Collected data

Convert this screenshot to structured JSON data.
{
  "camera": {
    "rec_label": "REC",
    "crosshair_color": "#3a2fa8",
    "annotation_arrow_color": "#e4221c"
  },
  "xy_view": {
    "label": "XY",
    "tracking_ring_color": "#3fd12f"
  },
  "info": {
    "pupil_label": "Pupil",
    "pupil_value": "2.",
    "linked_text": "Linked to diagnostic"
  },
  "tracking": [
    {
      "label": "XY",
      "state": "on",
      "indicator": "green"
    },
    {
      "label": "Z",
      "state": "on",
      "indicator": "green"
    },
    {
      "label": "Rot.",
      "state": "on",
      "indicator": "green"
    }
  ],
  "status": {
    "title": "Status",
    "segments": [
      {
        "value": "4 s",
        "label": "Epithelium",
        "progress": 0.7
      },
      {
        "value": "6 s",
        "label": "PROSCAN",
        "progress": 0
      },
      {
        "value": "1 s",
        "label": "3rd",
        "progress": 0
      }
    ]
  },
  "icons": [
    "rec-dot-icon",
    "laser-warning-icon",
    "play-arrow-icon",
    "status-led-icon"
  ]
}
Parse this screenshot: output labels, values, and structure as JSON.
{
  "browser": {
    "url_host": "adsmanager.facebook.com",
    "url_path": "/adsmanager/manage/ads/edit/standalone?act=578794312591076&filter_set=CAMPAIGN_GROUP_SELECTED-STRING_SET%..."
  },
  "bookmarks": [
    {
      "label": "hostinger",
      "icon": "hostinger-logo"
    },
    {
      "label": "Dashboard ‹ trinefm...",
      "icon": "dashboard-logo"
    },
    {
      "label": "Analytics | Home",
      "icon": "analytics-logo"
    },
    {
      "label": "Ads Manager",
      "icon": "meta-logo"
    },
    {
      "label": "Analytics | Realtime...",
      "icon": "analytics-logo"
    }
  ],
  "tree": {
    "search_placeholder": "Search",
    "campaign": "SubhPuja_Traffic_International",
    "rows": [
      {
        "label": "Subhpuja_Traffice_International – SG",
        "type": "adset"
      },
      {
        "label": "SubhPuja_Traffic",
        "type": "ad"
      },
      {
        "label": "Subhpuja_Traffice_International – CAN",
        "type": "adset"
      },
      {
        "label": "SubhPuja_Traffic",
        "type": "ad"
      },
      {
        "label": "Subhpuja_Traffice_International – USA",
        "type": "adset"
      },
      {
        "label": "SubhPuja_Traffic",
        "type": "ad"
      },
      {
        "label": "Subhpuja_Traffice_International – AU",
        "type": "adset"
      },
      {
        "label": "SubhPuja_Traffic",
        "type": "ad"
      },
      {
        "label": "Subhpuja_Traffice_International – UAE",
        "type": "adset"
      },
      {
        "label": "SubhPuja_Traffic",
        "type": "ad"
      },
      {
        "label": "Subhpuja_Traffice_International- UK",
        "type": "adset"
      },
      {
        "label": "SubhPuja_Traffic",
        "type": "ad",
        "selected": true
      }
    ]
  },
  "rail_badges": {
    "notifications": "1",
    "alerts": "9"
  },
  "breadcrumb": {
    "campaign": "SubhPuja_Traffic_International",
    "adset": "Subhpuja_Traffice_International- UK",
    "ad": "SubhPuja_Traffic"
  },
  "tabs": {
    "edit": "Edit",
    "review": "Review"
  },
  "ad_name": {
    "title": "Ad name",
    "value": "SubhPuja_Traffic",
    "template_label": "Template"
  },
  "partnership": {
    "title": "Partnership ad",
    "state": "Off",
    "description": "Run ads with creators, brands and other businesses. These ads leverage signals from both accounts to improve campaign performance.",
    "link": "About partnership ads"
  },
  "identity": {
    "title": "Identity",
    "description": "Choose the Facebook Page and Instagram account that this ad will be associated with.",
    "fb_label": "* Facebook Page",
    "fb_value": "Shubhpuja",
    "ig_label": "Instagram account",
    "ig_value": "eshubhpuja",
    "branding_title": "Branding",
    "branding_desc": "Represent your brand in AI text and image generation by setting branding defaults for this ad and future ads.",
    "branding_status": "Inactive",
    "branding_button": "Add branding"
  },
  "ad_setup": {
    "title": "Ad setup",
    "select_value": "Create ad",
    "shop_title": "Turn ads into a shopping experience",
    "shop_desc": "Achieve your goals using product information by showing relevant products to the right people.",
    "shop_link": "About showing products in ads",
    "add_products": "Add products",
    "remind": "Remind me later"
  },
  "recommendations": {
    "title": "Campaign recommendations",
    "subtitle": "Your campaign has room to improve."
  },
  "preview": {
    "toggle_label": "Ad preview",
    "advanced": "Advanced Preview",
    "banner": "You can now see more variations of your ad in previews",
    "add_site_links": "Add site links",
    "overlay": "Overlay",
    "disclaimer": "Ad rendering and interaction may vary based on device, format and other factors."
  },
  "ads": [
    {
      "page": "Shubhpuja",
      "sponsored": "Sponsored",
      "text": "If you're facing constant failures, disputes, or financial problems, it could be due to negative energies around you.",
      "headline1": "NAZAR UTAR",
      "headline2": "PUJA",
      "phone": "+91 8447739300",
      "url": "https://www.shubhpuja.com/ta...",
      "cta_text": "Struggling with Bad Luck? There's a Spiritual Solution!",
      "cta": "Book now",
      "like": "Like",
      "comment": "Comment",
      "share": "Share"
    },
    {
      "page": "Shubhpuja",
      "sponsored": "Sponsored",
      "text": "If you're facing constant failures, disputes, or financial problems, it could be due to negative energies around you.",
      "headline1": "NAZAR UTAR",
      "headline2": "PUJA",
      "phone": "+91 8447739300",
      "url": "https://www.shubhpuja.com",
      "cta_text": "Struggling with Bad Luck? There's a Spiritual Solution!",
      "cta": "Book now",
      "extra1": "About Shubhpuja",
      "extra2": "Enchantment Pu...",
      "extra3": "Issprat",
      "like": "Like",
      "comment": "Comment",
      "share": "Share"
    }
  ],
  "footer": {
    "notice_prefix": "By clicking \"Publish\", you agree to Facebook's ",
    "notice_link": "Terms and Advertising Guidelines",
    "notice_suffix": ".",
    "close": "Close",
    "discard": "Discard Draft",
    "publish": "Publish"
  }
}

**Task statement:**
Using the records given above, list every line that includes the word "logo".

**Output of the task:**
      "icon": "hostinger-logo"
      "icon": "dashboard-logo"
      "icon": "analytics-logo"
      "icon": "meta-logo"
      "icon": "analytics-logo"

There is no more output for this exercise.